Given instruction — Show each line of the records below that contains the string "runner", copied in full.
──────── The records ────────
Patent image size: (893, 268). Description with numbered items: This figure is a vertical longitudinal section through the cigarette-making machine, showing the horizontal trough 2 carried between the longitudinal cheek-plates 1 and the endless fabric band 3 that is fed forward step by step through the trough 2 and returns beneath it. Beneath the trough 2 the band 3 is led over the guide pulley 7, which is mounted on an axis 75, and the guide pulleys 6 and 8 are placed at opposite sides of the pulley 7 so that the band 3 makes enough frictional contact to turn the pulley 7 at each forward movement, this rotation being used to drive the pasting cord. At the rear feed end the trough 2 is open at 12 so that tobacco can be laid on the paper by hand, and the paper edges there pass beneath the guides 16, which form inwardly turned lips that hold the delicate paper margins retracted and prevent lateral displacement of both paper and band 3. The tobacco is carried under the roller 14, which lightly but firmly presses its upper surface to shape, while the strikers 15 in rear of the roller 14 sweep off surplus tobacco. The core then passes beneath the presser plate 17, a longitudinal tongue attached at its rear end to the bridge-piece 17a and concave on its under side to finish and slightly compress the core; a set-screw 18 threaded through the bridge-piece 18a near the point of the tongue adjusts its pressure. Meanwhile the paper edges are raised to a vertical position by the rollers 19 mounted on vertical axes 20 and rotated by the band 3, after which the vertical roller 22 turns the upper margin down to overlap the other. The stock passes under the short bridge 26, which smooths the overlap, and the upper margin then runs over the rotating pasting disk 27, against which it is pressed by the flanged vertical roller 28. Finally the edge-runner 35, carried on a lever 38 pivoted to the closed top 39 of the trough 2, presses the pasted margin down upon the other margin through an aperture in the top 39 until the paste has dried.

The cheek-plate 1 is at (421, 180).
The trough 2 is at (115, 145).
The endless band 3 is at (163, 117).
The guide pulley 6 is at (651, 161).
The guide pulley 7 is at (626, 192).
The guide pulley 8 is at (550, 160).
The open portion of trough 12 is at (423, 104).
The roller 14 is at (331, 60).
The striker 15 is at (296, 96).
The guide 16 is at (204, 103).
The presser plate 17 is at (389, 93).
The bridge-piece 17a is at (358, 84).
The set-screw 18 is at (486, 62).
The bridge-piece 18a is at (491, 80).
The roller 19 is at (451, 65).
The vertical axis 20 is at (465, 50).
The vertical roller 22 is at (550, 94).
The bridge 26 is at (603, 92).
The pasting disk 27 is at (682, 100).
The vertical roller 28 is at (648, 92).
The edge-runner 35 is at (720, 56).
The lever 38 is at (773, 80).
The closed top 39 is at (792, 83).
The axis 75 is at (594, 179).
────────
Task response —
Patent image size: (893, 268). Description with numbered items: This figure is a vertical longitudinal section through the cigarette-making machine, showing the horizontal trough 2 carried between the longitudinal cheek-plates 1 and the endless fabric band 3 that is fed forward step by step through the trough 2 and returns beneath it. Beneath the trough 2 the band 3 is led over the guide pulley 7, which is mounted on an axis 75, and the guide pulleys 6 and 8 are placed at opposite sides of the pulley 7 so that the band 3 makes enough frictional contact to turn the pulley 7 at each forward movement, this rotation being used to drive the pasting cord. At the rear feed end the trough 2 is open at 12 so that tobacco can be laid on the paper by hand, and the paper edges there pass beneath the guides 16, which form inwardly turned lips that hold the delicate paper margins retracted and prevent lateral displacement of both paper and band 3. The tobacco is carried under the roller 14, which lightly but firmly presses its upper surface to shape, while the strikers 15 in rear of the roller 14 sweep off surplus tobacco. The core then passes beneath the presser plate 17, a longitudinal tongue attached at its rear end to the bridge-piece 17a and concave on its under side to finish and slightly compress the core; a set-screw 18 threaded through the bridge-piece 18a near the point of the tongue adjusts its pressure. Meanwhile the paper edges are raised to a vertical position by the rollers 19 mounted on vertical axes 20 and rotated by the band 3, after which the vertical roller 22 turns the upper margin down to overlap the other. The stock passes under the short bridge 26, which smooths the overlap, and the upper margin then runs over the rotating pasting disk 27, against which it is pressed by the flanged vertical roller 28. Finally the edge-runner 35, carried on a lever 38 pivoted to the closed top 39 of the trough 2, presses the pasted margin down upon the other margin through an aperture in the top 39 until the paste has dried.
The edge-runner 35 is at (720, 56).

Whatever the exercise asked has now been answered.